[Data to process — start]

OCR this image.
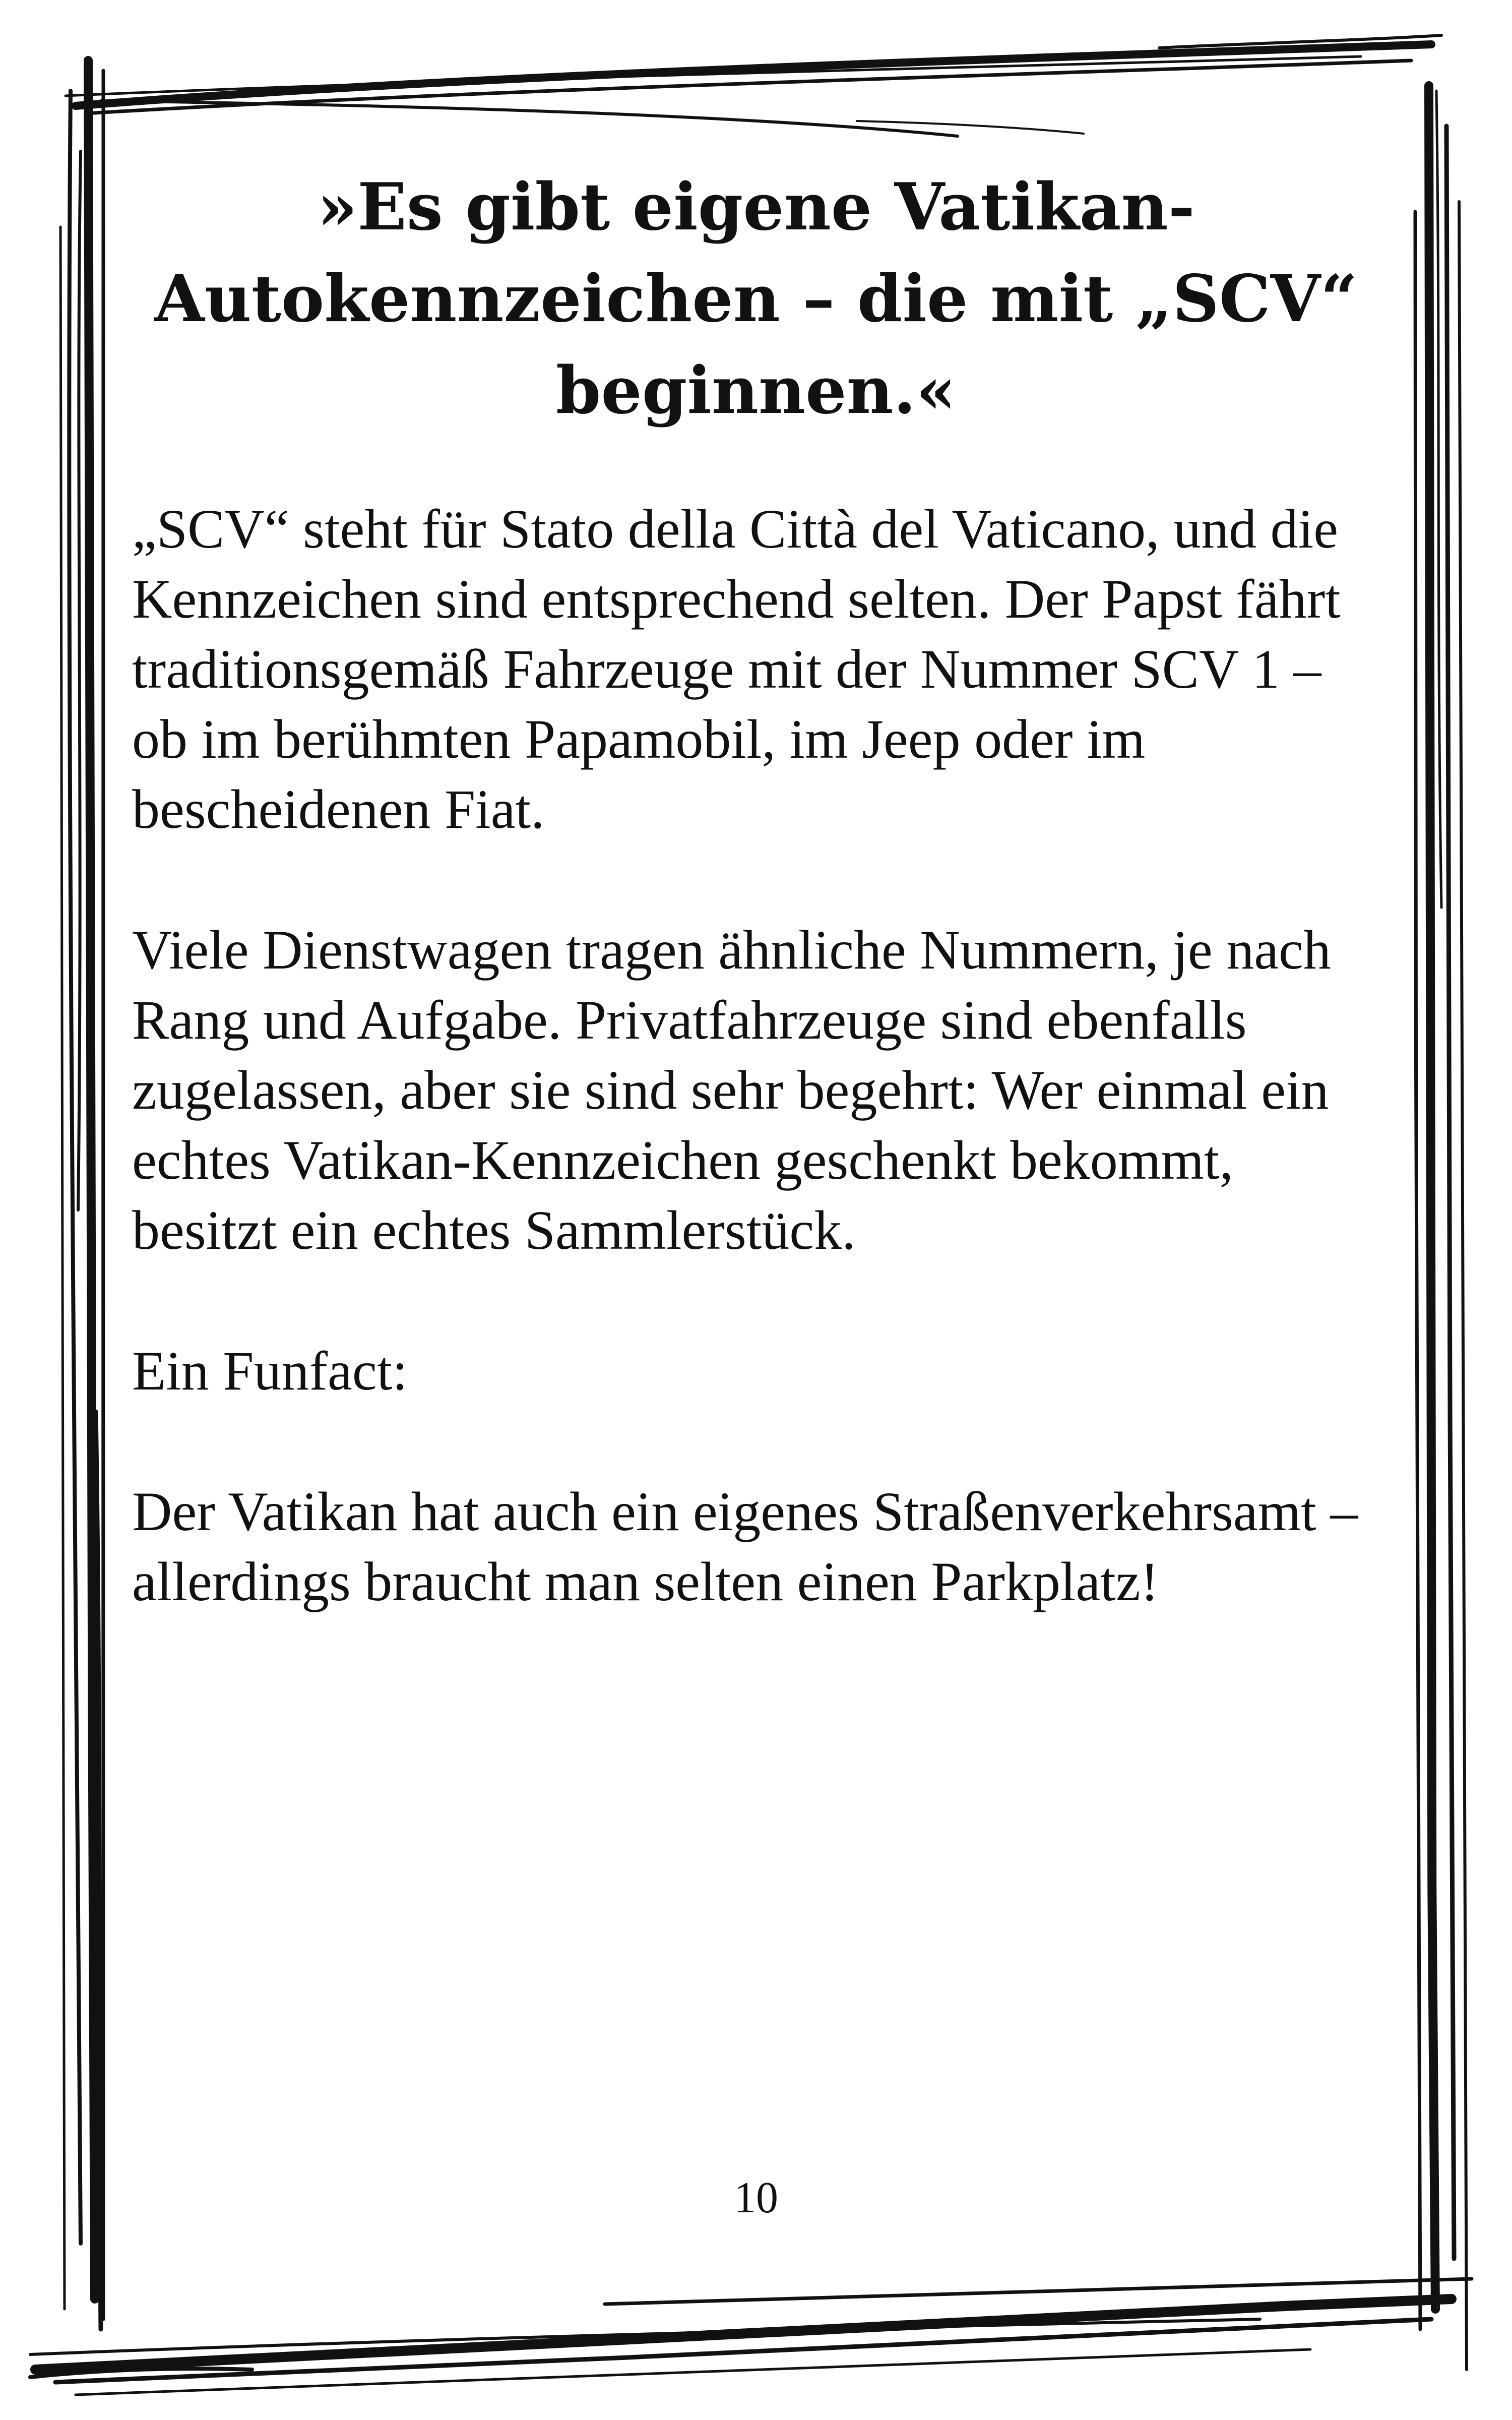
»Es gibt eigene Vatikan-Autokennzeichen – die mit „SCV“ beginnen.«

„SCV“ steht für Stato della Città del Vaticano, und die Kennzeichen sind entsprechend selten. Der Papst fährt traditionsgemäß Fahrzeuge mit der Nummer SCV 1 – ob im berühmten Papamobil, im Jeep oder im bescheidenen Fiat.

Viele Dienstwagen tragen ähnliche Nummern, je nach Rang und Aufgabe. Privatfahrzeuge sind ebenfalls zugelassen, aber sie sind sehr begehrt: Wer einmal ein echtes Vatikan-Kennzeichen geschenkt bekommt, besitzt ein echtes Sammlerstück.

Ein Funfact:

Der Vatikan hat auch ein eigenes Straßenverkehrsamt – allerdings braucht man selten einen Parkplatz!

10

[Data to process — finish]

[Work request] Where the string "Vatikan" occurs in a line of the material above, copy the whole line.

[Exercise response]
»Es gibt eigene Vatikan-Autokennzeichen – die mit „SCV“ beginnen.«
Viele Dienstwagen tragen ähnliche Nummern, je nach Rang und Aufgabe. Privatfahrzeuge sind ebenfalls zugelassen, aber sie sind sehr begehrt: Wer einmal ein echtes Vatikan-Kennzeichen geschenkt bekommt, besitzt ein echtes Sammlerstück.
Der Vatikan hat auch ein eigenes Straßenverkehrsamt – allerdings braucht man selten einen Parkplatz!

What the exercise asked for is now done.